Stored data entries ::
(begin)
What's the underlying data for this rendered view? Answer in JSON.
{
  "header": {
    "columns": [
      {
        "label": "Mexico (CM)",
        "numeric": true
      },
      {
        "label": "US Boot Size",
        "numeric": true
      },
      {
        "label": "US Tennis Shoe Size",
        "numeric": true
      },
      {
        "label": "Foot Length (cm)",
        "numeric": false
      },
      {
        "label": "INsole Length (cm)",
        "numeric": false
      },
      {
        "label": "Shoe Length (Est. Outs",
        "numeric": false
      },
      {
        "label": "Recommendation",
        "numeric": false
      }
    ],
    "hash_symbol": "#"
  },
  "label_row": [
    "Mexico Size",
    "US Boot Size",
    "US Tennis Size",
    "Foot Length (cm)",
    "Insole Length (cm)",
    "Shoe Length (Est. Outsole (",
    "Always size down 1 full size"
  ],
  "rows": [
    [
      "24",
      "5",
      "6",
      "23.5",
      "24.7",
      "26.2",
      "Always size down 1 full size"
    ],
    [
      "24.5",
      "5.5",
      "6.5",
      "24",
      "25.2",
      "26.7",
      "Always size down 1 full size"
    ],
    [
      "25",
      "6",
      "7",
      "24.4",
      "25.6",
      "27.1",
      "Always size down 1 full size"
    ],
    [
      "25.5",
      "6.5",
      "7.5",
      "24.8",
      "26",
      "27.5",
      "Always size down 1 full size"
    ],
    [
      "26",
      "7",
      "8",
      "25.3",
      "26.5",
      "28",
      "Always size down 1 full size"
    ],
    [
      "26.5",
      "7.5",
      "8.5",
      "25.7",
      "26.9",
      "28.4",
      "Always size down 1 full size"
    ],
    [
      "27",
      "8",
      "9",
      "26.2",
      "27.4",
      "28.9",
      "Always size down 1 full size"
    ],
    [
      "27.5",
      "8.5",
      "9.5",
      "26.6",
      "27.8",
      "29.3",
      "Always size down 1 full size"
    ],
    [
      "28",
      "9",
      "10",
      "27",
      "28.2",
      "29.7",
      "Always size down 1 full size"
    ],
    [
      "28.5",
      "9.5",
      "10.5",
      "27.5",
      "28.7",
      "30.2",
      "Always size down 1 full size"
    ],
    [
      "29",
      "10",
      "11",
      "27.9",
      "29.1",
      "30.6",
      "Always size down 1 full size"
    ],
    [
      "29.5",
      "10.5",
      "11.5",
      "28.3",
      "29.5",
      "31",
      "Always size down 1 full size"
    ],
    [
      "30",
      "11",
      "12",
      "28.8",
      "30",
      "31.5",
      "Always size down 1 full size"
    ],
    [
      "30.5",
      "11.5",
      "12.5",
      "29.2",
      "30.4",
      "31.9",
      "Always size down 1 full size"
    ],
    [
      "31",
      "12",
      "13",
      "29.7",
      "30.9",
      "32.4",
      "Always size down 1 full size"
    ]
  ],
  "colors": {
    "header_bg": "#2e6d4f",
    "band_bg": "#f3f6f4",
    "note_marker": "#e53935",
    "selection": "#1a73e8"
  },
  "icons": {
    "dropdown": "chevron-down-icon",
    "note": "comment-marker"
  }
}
(end)
Goal ::
Reproduce the entire listing word for word.

The completed task ::
What's the underlying data for this rendered view? Answer in JSON.
{
  "header": {
    "columns": [
      {
        "label": "Mexico (CM)",
        "numeric": true
      },
      {
        "label": "US Boot Size",
        "numeric": true
      },
      {
        "label": "US Tennis Shoe Size",
        "numeric": true
      },
      {
        "label": "Foot Length (cm)",
        "numeric": false
      },
      {
        "label": "INsole Length (cm)",
        "numeric": false
      },
      {
        "label": "Shoe Length (Est. Outs",
        "numeric": false
      },
      {
        "label": "Recommendation",
        "numeric": false
      }
    ],
    "hash_symbol": "#"
  },
  "label_row": [
    "Mexico Size",
    "US Boot Size",
    "US Tennis Size",
    "Foot Length (cm)",
    "Insole Length (cm)",
    "Shoe Length (Est. Outsole (",
    "Always size down 1 full size"
  ],
  "rows": [
    [
      "24",
      "5",
      "6",
      "23.5",
      "24.7",
      "26.2",
      "Always size down 1 full size"
    ],
    [
      "24.5",
      "5.5",
      "6.5",
      "24",
      "25.2",
      "26.7",
      "Always size down 1 full size"
    ],
    [
      "25",
      "6",
      "7",
      "24.4",
      "25.6",
      "27.1",
      "Always size down 1 full size"
    ],
    [
      "25.5",
      "6.5",
      "7.5",
      "24.8",
      "26",
      "27.5",
      "Always size down 1 full size"
    ],
    [
      "26",
      "7",
      "8",
      "25.3",
      "26.5",
      "28",
      "Always size down 1 full size"
    ],
    [
      "26.5",
      "7.5",
      "8.5",
      "25.7",
      "26.9",
      "28.4",
      "Always size down 1 full size"
    ],
    [
      "27",
      "8",
      "9",
      "26.2",
      "27.4",
      "28.9",
      "Always size down 1 full size"
    ],
    [
      "27.5",
      "8.5",
      "9.5",
      "26.6",
      "27.8",
      "29.3",
      "Always size down 1 full size"
    ],
    [
      "28",
      "9",
      "10",
      "27",
      "28.2",
      "29.7",
      "Always size down 1 full size"
    ],
    [
      "28.5",
      "9.5",
      "10.5",
      "27.5",
      "28.7",
      "30.2",
      "Always size down 1 full size"
    ],
    [
      "29",
      "10",
      "11",
      "27.9",
      "29.1",
      "30.6",
      "Always size down 1 full size"
    ],
    [
      "29.5",
      "10.5",
      "11.5",
      "28.3",
      "29.5",
      "31",
      "Always size down 1 full size"
    ],
    [
      "30",
      "11",
      "12",
      "28.8",
      "30",
      "31.5",
      "Always size down 1 full size"
    ],
    [
      "30.5",
      "11.5",
      "12.5",
      "29.2",
      "30.4",
      "31.9",
      "Always size down 1 full size"
    ],
    [
      "31",
      "12",
      "13",
      "29.7",
      "30.9",
      "32.4",
      "Always size down 1 full size"
    ]
  ],
  "colors": {
    "header_bg": "#2e6d4f",
    "band_bg": "#f3f6f4",
    "note_marker": "#e53935",
    "selection": "#1a73e8"
  },
  "icons": {
    "dropdown": "chevron-down-icon",
    "note": "comment-marker"
  }
}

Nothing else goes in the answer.